• [Supplied material]:
■ ■ ■
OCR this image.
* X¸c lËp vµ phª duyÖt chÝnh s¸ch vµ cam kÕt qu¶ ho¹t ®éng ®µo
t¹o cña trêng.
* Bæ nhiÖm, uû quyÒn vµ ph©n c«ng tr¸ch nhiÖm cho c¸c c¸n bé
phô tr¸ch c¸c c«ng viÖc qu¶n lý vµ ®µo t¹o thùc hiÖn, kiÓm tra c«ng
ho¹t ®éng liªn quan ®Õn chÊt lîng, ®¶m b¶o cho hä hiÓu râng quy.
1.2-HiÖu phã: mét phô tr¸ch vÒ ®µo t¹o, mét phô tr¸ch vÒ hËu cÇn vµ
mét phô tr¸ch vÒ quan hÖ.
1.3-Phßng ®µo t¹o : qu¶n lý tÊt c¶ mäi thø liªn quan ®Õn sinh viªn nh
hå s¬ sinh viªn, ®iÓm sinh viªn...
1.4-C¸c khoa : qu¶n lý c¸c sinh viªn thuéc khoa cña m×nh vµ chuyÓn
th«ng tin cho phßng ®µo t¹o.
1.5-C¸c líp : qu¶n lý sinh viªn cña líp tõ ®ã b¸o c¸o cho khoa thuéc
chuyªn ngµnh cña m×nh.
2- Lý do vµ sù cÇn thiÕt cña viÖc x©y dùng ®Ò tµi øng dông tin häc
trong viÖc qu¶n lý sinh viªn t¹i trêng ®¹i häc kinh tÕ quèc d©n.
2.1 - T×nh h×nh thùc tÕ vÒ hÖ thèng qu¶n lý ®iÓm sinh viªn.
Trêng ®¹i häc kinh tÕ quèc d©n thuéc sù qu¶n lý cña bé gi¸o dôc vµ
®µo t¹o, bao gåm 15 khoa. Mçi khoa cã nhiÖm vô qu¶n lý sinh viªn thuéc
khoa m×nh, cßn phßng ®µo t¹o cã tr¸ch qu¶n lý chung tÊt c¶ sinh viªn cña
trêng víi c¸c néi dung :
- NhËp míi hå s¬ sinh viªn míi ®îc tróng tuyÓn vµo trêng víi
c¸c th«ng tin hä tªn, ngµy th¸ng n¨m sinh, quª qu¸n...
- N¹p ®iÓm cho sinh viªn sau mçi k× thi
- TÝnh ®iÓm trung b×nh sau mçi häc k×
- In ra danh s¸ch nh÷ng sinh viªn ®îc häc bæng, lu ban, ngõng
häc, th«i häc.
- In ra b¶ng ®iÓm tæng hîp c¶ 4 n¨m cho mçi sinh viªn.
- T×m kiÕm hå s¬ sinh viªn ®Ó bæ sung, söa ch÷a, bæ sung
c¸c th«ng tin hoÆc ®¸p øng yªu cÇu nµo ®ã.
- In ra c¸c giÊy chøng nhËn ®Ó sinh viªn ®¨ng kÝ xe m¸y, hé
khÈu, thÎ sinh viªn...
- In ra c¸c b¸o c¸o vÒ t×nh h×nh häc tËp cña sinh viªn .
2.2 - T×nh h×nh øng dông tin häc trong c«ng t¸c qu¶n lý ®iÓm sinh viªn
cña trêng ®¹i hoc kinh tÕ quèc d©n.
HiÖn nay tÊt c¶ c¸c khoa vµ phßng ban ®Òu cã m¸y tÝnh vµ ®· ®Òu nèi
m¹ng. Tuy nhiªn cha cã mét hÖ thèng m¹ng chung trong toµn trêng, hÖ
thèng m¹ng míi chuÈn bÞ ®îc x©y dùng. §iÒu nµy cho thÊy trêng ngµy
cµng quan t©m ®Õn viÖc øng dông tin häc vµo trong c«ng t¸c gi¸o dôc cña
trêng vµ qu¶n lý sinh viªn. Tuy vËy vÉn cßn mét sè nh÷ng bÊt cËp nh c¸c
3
■ ■ ■
• [Work to complete]:
Show the lines from the data above that contain the string "dông".

• [Worked answer]:
2- Lý do vµ sù cÇn thiÕt cña viÖc x©y dùng ®Ò tµi øng dông tin häc
2.2 - T×nh h×nh øng dông tin häc trong c«ng t¸c qu¶n lý ®iÓm sinh viªn
cµng quan t©m ®Õn viÖc øng dông tin häc vµo trong c«ng t¸c gi¸o dôc cña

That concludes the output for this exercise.